# [도전 과제]
"Element localization: list" 문구가 있는 줄부터 "y-tick-label: 70: [46, 183, 68, 206]" 문구가 있는 줄까지, 양 끝 줄을 포함하여 그대로 옮겨 적으십시오.

# [제공 자료]
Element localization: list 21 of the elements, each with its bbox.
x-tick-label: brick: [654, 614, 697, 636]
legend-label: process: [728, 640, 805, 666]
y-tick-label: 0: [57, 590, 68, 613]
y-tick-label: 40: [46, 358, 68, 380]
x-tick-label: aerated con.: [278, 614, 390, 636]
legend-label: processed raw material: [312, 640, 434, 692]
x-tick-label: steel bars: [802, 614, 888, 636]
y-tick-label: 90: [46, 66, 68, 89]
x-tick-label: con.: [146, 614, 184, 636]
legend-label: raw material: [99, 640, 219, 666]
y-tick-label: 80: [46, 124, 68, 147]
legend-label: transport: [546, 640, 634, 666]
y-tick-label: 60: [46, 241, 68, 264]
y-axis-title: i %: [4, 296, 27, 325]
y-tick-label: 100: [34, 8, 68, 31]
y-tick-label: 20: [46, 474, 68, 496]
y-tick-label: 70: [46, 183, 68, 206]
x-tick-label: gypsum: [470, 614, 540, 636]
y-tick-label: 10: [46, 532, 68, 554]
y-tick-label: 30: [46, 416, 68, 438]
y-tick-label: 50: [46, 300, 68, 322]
--
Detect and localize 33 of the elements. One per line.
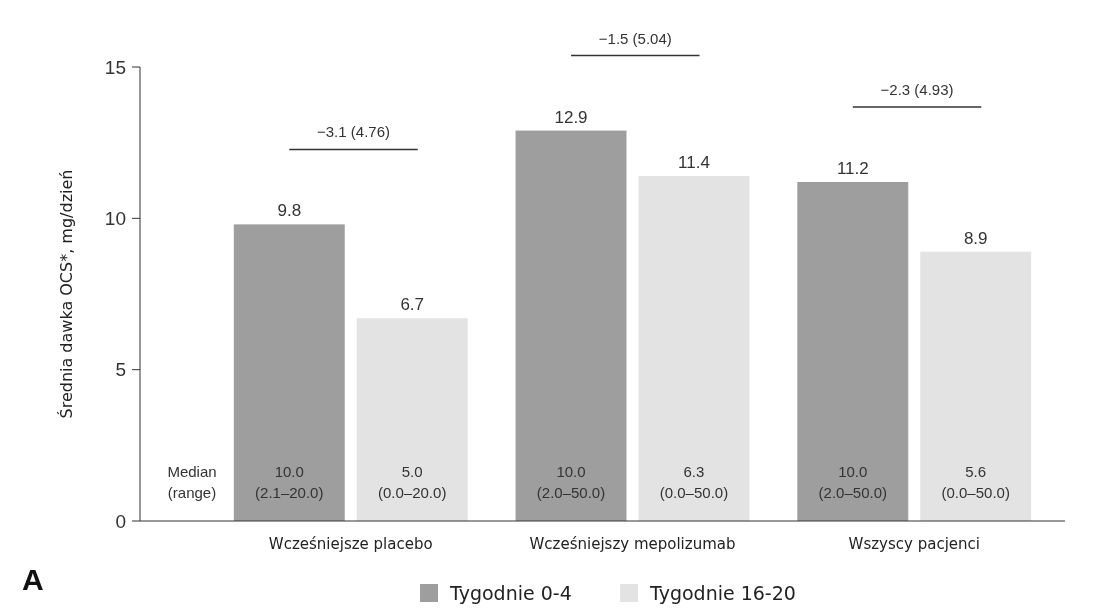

# [문제 풀이]
Element localization: list 21 of the elements, each with its bbox.
x-tick-label: brick: [654, 614, 697, 636]
legend-label: process: [728, 640, 805, 666]
y-tick-label: 0: [57, 590, 68, 613]
y-tick-label: 40: [46, 358, 68, 380]
x-tick-label: aerated con.: [278, 614, 390, 636]
legend-label: processed raw material: [312, 640, 434, 692]
x-tick-label: steel bars: [802, 614, 888, 636]
y-tick-label: 90: [46, 66, 68, 89]
x-tick-label: con.: [146, 614, 184, 636]
legend-label: raw material: [99, 640, 219, 666]
y-tick-label: 80: [46, 124, 68, 147]
legend-label: transport: [546, 640, 634, 666]
y-tick-label: 60: [46, 241, 68, 264]
y-axis-title: i %: [4, 296, 27, 325]
y-tick-label: 100: [34, 8, 68, 31]
y-tick-label: 20: [46, 474, 68, 496]
y-tick-label: 70: [46, 183, 68, 206]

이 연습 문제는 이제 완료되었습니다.